● **Work to be completed**
Find each line in the records that contains the string "page" and copy those lines out in full.

● **Spatial annotation records**
※

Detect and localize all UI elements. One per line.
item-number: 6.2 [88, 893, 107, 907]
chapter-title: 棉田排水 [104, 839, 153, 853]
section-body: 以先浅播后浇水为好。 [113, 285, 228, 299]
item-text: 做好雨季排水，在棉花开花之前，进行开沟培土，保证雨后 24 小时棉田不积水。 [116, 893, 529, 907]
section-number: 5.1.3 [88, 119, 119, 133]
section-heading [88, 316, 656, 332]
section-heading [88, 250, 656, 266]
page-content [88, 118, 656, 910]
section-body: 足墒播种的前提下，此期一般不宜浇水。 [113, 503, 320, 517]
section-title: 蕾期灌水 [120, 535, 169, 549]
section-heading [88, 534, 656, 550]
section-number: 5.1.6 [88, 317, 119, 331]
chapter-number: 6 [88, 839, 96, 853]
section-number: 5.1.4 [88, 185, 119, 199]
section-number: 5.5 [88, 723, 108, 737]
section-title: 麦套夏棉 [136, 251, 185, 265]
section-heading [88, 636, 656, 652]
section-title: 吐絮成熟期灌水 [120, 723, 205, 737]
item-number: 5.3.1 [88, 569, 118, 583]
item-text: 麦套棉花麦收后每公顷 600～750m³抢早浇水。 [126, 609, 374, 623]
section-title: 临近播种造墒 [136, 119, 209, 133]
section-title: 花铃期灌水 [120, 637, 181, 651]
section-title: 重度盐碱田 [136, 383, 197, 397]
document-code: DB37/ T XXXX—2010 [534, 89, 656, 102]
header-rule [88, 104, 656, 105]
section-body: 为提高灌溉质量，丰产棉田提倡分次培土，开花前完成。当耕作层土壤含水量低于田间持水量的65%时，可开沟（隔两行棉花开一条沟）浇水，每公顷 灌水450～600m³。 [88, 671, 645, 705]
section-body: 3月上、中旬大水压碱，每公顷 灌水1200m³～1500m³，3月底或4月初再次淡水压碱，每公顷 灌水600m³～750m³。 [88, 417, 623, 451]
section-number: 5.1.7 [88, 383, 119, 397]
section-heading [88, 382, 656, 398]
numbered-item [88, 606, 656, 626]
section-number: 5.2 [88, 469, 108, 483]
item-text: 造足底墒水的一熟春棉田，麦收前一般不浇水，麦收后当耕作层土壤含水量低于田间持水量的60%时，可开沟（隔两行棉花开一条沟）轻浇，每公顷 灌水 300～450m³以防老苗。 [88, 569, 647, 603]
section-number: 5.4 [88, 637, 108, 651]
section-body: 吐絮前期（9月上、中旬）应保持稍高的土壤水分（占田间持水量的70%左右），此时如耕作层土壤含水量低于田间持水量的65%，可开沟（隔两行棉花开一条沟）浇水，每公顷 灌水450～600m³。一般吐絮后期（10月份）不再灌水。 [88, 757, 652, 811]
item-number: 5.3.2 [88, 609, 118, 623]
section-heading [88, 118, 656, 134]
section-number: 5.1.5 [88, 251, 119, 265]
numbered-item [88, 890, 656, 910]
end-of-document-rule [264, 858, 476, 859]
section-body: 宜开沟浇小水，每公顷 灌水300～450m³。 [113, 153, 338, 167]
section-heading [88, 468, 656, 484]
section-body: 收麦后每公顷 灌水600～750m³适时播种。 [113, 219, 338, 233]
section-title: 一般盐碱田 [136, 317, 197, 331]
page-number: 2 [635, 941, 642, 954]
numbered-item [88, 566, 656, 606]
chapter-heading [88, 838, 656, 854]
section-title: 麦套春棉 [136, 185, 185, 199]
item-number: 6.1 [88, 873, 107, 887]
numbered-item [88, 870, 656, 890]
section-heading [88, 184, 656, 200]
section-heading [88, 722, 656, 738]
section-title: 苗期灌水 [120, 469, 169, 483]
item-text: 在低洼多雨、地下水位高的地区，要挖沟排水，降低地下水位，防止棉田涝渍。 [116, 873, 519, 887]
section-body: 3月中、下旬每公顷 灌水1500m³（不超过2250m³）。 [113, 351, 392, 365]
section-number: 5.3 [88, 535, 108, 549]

※

● **Exercise solution**
page-content [88, 118, 656, 910]
page-number: 2 [635, 941, 642, 954]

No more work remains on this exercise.